DATA SUPPLIED:
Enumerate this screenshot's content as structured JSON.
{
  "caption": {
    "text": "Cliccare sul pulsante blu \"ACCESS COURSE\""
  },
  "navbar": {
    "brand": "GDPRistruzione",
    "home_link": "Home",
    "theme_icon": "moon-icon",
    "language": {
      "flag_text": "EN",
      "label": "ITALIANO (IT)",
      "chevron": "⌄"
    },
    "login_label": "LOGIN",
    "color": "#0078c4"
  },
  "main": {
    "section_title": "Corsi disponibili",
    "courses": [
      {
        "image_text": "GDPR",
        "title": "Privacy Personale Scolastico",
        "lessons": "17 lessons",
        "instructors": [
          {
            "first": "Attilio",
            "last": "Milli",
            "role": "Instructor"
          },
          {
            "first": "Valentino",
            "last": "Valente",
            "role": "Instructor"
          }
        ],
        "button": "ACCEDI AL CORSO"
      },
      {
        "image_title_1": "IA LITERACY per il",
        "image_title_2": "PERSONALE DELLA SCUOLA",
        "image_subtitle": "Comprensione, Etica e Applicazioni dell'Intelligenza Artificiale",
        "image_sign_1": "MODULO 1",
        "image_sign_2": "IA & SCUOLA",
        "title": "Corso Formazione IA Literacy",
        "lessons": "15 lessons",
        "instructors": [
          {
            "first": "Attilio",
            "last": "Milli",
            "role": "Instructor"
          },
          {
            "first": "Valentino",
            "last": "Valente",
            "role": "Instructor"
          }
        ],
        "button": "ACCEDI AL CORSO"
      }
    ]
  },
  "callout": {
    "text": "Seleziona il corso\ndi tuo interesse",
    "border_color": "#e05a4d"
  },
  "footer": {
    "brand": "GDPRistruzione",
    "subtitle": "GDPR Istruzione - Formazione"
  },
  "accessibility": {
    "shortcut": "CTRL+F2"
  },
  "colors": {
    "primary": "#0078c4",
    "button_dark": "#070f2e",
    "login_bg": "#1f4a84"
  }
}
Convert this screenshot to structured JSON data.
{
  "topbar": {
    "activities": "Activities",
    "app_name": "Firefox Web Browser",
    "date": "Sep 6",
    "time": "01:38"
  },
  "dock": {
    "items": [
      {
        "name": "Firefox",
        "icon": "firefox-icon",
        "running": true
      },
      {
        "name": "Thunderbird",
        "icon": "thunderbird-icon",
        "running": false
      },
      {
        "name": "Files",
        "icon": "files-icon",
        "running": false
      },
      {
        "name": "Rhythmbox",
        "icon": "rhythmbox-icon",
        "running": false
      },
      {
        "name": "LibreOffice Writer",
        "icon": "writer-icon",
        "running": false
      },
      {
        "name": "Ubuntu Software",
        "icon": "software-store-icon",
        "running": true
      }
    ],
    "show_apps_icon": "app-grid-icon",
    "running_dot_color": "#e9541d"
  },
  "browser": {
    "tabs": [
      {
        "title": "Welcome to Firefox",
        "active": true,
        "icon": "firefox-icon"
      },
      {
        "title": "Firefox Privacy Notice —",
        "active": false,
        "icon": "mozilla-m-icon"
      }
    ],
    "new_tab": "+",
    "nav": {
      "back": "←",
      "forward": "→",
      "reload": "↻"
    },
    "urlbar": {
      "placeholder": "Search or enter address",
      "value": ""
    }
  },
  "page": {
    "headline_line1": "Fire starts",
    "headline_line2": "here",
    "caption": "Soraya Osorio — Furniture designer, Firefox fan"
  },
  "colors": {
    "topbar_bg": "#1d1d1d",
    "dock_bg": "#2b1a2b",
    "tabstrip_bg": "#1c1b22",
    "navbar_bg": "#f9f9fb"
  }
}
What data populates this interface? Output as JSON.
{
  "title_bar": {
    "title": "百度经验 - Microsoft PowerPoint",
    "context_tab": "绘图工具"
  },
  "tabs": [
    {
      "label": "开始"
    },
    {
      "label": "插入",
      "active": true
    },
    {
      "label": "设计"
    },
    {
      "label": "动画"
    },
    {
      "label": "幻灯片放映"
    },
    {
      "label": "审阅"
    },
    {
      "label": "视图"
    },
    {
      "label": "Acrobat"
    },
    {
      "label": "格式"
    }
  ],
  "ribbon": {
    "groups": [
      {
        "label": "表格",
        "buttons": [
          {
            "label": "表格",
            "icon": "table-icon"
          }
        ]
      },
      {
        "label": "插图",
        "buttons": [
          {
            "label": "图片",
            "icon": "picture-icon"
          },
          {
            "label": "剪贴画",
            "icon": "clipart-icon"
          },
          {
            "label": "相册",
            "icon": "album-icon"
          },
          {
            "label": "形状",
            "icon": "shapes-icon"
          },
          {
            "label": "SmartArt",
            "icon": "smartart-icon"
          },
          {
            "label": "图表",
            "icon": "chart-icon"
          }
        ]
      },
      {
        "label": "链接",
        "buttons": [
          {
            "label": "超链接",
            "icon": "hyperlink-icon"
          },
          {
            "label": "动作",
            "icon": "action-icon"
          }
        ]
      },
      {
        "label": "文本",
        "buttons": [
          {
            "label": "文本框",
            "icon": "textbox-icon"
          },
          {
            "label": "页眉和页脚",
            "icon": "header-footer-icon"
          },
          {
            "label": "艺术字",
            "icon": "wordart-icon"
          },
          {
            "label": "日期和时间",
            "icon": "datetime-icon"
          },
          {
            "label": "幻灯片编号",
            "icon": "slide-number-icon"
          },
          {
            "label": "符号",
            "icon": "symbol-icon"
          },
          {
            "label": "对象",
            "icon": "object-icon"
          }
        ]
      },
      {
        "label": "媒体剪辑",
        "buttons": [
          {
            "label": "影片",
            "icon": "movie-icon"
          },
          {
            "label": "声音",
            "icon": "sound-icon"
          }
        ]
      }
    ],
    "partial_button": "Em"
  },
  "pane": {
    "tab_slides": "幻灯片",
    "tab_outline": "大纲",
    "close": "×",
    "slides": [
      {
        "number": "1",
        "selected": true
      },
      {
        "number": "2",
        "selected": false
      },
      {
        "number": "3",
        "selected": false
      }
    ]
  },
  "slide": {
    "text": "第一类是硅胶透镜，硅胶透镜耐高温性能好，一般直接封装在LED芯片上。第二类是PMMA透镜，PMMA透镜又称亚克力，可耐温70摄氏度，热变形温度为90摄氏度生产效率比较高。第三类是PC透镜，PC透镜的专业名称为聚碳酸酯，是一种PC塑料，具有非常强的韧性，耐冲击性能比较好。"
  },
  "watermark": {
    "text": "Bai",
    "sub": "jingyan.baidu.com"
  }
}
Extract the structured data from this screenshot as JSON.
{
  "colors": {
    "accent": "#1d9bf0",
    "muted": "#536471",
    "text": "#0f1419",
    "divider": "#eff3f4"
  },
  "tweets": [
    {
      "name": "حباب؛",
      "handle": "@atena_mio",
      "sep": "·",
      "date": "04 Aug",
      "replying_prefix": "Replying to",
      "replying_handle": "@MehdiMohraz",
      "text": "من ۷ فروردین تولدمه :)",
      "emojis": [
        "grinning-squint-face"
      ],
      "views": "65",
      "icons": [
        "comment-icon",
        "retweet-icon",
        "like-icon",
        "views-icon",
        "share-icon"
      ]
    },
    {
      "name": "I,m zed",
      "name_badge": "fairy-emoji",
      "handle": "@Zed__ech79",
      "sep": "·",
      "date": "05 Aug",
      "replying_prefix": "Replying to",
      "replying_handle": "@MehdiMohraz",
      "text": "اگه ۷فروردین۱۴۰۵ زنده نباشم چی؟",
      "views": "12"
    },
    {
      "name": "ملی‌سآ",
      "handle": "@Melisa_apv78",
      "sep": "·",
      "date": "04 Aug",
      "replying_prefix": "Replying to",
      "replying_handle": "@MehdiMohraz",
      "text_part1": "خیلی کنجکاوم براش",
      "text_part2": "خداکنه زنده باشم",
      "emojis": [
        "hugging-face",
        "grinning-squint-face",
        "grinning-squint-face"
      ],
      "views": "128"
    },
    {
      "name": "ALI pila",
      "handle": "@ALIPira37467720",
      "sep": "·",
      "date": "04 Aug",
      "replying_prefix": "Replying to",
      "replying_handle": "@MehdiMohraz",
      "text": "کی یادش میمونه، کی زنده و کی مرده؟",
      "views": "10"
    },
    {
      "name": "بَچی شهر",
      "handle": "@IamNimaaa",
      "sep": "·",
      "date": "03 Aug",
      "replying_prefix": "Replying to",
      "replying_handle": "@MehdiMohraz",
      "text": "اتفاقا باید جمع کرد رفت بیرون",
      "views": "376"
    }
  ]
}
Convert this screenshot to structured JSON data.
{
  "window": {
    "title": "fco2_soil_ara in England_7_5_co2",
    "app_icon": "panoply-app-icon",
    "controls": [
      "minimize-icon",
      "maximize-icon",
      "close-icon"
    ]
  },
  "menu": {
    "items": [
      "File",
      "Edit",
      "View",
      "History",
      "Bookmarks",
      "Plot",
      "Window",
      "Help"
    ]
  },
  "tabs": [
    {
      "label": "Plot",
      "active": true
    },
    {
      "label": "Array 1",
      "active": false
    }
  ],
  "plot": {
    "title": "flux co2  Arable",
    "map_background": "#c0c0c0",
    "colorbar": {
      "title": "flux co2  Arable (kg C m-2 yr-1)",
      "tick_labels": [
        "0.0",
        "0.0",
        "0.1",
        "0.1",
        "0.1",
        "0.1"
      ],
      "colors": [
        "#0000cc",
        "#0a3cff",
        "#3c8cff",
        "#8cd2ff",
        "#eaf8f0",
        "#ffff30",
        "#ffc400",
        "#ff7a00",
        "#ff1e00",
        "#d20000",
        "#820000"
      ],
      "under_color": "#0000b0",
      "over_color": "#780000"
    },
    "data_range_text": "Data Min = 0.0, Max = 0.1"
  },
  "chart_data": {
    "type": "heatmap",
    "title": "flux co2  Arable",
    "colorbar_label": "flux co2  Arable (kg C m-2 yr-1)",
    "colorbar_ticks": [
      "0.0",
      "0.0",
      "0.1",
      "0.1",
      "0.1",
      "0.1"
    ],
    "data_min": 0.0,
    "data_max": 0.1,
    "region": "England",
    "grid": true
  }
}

WORK TO DO: Within the listing above, copy each line that has the string "this".

CORRECT ANSWER:
Enumerate this screenshot's content as structured JSON.
Convert this screenshot to structured JSON data.
What data populates this interface? Output as JSON.
Extract the structured data from this screenshot as JSON.
Convert this screenshot to structured JSON data.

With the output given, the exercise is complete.